(Items listed in a dataset)
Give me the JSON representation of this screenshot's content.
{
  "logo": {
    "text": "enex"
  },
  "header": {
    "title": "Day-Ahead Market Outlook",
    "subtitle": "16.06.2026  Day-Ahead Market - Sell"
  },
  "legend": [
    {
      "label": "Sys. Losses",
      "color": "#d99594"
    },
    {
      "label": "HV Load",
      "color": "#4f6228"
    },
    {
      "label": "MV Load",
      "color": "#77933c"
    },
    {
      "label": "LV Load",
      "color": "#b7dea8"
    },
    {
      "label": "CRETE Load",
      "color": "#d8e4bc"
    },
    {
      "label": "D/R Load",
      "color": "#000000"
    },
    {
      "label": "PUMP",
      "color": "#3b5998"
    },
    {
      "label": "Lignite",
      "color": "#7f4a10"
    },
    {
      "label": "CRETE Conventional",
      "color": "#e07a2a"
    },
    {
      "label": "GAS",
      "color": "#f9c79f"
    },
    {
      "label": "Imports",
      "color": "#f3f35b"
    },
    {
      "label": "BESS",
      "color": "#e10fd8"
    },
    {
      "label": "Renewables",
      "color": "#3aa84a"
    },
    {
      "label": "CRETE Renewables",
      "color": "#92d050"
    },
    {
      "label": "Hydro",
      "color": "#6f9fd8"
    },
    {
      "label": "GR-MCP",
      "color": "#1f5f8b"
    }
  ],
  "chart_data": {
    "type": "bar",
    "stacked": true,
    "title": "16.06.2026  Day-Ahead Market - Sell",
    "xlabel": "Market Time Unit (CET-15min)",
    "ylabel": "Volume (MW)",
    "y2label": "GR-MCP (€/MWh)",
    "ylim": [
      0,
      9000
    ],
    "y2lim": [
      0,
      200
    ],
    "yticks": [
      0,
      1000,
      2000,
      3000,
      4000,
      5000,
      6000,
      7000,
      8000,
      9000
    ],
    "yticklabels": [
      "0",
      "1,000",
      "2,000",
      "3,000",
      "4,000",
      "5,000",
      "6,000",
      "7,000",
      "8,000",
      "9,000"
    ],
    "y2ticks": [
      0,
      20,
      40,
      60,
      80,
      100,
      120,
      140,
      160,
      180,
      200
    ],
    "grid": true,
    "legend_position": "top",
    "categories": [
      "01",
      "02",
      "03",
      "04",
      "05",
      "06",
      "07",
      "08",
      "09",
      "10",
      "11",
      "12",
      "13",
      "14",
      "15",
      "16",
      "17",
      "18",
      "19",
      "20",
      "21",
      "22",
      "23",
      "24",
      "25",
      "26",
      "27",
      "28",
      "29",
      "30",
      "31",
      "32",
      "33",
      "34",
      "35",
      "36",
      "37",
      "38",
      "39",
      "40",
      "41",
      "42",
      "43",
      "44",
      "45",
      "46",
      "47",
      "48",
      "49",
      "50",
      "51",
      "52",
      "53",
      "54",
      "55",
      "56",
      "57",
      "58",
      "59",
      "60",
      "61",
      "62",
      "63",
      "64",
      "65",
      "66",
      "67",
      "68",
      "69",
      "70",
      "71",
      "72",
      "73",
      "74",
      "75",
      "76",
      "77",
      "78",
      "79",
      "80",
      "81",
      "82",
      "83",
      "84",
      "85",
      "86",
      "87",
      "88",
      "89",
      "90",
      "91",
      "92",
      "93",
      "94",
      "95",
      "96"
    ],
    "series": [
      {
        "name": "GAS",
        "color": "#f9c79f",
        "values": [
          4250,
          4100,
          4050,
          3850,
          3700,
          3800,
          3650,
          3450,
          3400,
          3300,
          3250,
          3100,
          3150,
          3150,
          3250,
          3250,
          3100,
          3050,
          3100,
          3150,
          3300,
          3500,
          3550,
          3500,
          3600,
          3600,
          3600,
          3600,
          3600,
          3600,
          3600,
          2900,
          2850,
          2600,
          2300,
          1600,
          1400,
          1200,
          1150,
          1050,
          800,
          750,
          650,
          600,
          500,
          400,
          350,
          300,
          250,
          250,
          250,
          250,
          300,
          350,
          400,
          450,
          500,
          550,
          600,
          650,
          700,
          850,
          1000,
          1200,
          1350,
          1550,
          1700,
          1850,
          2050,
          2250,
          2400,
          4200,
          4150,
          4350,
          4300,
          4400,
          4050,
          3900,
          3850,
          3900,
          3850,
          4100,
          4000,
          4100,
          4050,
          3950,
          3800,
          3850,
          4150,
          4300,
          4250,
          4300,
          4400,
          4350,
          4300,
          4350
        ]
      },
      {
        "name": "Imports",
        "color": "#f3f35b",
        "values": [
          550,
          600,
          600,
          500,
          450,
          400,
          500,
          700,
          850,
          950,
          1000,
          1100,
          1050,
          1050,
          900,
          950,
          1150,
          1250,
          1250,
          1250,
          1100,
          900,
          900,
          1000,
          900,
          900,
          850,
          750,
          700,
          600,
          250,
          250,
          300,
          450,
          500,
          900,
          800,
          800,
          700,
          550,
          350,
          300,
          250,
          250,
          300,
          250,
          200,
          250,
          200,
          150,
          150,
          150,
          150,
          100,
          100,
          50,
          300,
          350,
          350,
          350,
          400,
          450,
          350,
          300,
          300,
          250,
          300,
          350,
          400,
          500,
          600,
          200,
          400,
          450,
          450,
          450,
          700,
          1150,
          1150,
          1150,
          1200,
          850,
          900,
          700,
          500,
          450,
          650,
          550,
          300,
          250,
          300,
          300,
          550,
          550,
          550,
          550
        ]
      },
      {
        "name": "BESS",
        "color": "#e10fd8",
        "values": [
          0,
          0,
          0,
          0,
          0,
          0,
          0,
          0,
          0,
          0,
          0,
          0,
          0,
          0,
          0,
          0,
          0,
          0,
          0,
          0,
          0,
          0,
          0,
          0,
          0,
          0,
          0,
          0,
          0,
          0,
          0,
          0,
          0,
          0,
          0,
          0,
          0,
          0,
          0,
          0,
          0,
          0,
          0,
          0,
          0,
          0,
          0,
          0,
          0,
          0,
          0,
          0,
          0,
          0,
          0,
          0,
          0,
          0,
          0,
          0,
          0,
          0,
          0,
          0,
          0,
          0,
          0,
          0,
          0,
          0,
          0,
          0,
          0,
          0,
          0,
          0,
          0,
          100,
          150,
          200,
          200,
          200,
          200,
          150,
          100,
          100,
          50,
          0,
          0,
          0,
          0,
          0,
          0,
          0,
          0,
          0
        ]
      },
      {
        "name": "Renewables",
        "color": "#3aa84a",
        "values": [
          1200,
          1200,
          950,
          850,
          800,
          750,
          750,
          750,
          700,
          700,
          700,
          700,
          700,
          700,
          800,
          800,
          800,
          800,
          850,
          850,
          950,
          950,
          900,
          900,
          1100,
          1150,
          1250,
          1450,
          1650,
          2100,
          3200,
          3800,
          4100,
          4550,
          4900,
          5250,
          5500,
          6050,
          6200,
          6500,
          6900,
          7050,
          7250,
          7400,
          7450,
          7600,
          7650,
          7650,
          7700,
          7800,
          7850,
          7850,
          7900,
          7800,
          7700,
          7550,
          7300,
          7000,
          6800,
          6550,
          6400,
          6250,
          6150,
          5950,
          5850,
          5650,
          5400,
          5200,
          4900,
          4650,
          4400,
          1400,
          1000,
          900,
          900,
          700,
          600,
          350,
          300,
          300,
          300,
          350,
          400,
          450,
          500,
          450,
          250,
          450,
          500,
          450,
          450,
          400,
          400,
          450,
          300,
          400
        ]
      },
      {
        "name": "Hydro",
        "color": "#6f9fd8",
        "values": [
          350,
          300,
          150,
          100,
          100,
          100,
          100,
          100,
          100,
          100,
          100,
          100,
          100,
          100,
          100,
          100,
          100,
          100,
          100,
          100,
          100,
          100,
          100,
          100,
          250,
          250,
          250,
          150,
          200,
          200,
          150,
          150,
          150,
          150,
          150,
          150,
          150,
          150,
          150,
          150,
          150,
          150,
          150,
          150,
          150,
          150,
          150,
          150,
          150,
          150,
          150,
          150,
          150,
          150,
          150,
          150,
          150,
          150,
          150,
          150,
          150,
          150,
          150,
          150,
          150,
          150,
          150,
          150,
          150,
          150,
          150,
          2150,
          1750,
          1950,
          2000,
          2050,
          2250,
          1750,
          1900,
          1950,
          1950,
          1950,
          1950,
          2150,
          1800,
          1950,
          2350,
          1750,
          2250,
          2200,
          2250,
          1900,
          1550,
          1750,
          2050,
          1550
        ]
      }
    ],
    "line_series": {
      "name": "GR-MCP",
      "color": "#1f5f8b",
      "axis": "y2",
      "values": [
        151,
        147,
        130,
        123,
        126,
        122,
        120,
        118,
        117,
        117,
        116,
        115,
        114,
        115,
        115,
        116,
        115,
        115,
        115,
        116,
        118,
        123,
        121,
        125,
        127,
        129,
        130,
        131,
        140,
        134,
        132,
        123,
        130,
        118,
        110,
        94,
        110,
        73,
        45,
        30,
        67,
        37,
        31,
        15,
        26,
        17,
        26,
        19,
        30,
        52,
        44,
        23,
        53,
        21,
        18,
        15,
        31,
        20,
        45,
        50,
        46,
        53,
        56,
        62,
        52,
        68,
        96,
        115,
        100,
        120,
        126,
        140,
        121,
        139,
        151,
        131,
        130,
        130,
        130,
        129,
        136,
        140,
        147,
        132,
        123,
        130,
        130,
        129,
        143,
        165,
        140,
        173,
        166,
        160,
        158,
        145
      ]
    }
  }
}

## [What needs to be done]
Lines that include the word "CRETE" are to be extracted from the data above.

## [Exercise output]
      "label": "CRETE Load",
      "label": "CRETE Conventional",
      "label": "CRETE Renewables",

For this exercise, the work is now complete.